=== TASK INPUTS ===
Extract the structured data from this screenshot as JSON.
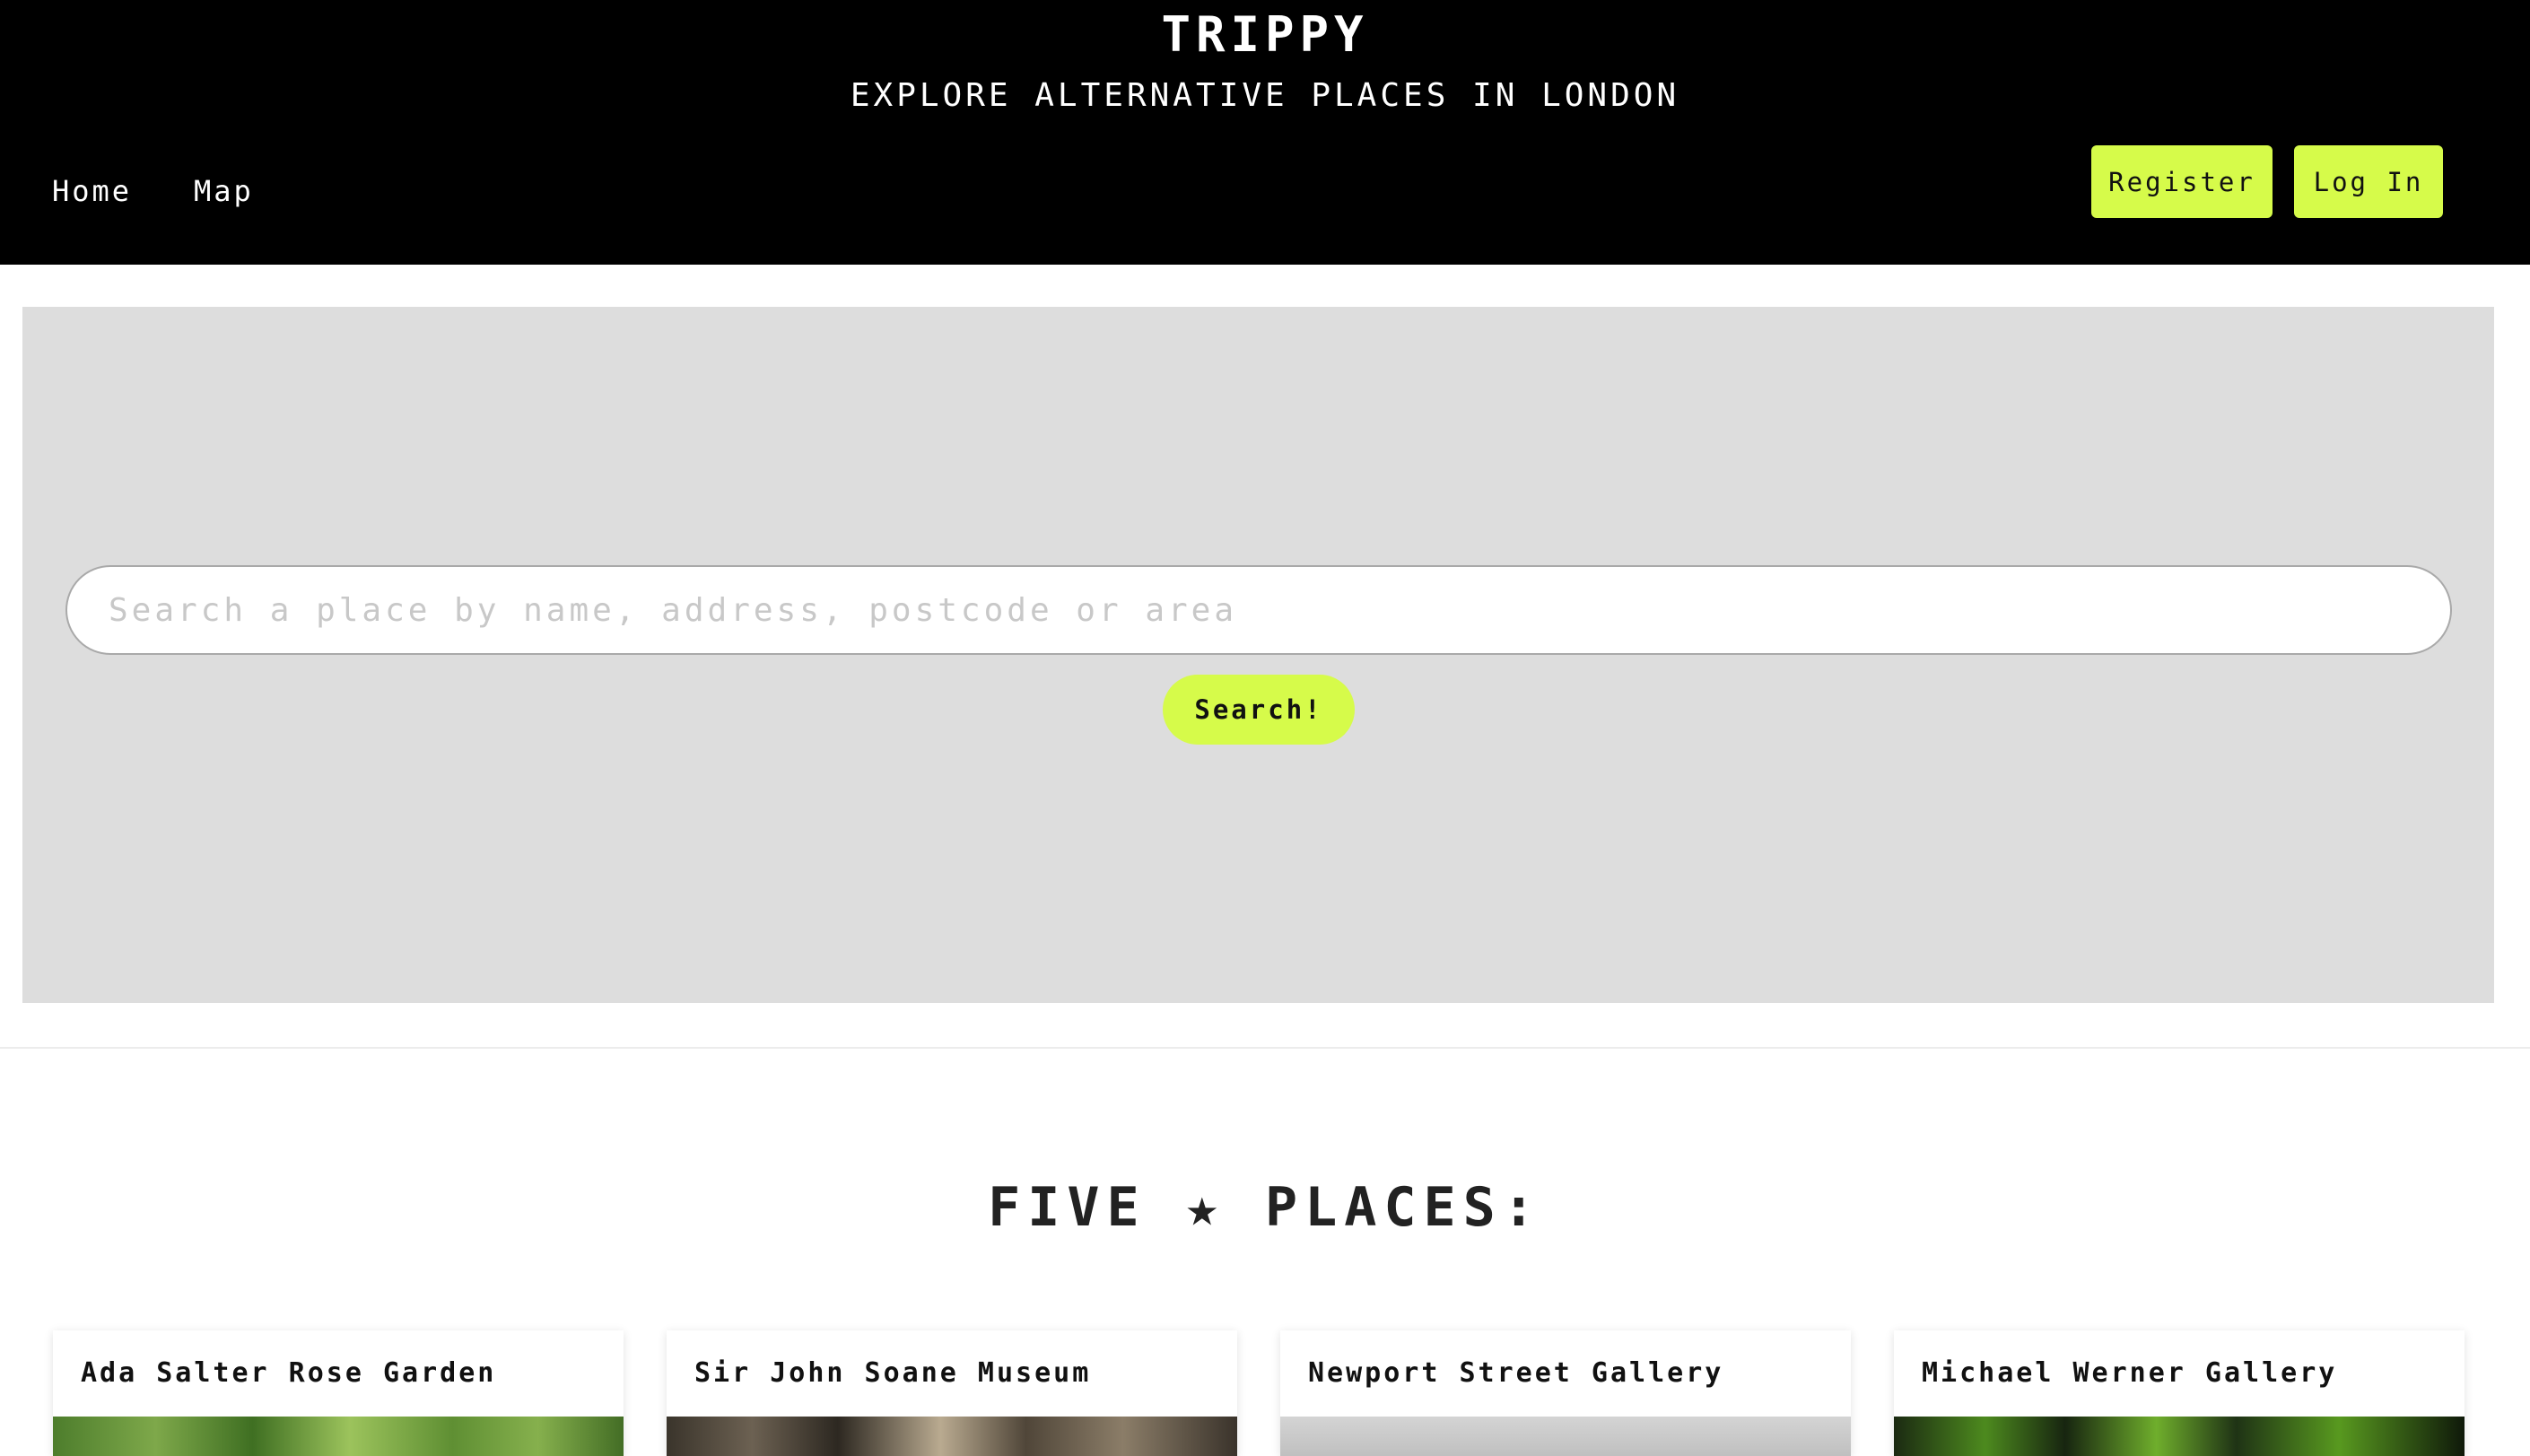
{
  "header": {
    "title": "TRIPPY",
    "subtitle": "EXPLORE ALTERNATIVE PLACES IN LONDON",
    "nav": [
      {
        "label": "Home"
      },
      {
        "label": "Map"
      }
    ],
    "register_label": "Register",
    "login_label": "Log In"
  },
  "search": {
    "placeholder": "Search a place by name, address, postcode or area",
    "value": "",
    "button_label": "Search!"
  },
  "section": {
    "heading": "FIVE ★ PLACES:"
  },
  "places": [
    {
      "name": "Ada Salter Rose Garden"
    },
    {
      "name": "Sir John Soane Museum"
    },
    {
      "name": "Newport Street Gallery"
    },
    {
      "name": "Michael Werner Gallery"
    }
  ],
  "colors": {
    "accent": "#d6fb4a",
    "header_bg": "#000000",
    "hero_bg": "#dddddd"
  }
}
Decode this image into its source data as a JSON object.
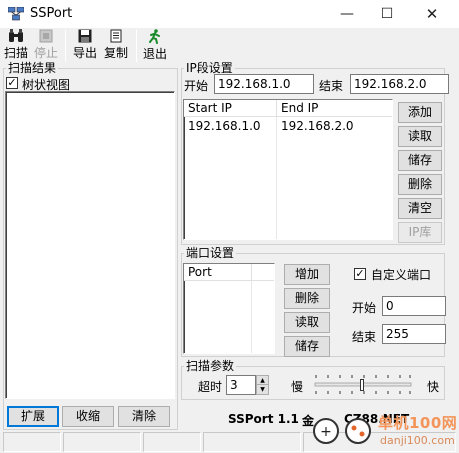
{
  "window": {
    "title": "SSPort",
    "minimize": "—",
    "maximize": "☐",
    "close": "✕"
  },
  "toolbar": {
    "scan": "扫描",
    "stop": "停止",
    "export": "导出",
    "copy": "复制",
    "exit": "退出"
  },
  "scan_results": {
    "group_title": "扫描结果",
    "tree_view_label": "树状视图",
    "tree_view_checked": true,
    "expand": "扩展",
    "collapse": "收缩",
    "clear": "清除"
  },
  "ip_settings": {
    "group_title": "IP段设置",
    "start_label": "开始",
    "start_value": "192.168.1.0",
    "end_label": "结束",
    "end_value": "192.168.2.0",
    "columns": [
      "Start IP",
      "End IP"
    ],
    "rows": [
      {
        "start": "192.168.1.0",
        "end": "192.168.2.0"
      }
    ],
    "buttons": {
      "add": "添加",
      "read": "读取",
      "save": "储存",
      "delete": "删除",
      "clear": "清空",
      "ip_lib": "IP库"
    }
  },
  "port_settings": {
    "group_title": "端口设置",
    "column": "Port",
    "buttons": {
      "add": "增加",
      "delete": "删除",
      "read": "读取",
      "save": "储存"
    },
    "custom_label": "自定义端口",
    "custom_checked": true,
    "start_label": "开始",
    "start_value": "0",
    "end_label": "结束",
    "end_value": "255"
  },
  "scan_params": {
    "group_title": "扫描参数",
    "timeout_label": "超时",
    "timeout_value": "3",
    "slow_label": "慢",
    "fast_label": "快",
    "speed_level": 0.5
  },
  "footer": {
    "brand": "SSPort 1.1",
    "author": "金",
    "site": "CZ88.NET"
  },
  "watermark": {
    "text": "单机100网",
    "url": "danji100.com"
  }
}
===
WHAT YOU HAVE TO DO:
Answer with one number: how many lines in the listing hold "this".

WRITTEN ANSWER:
2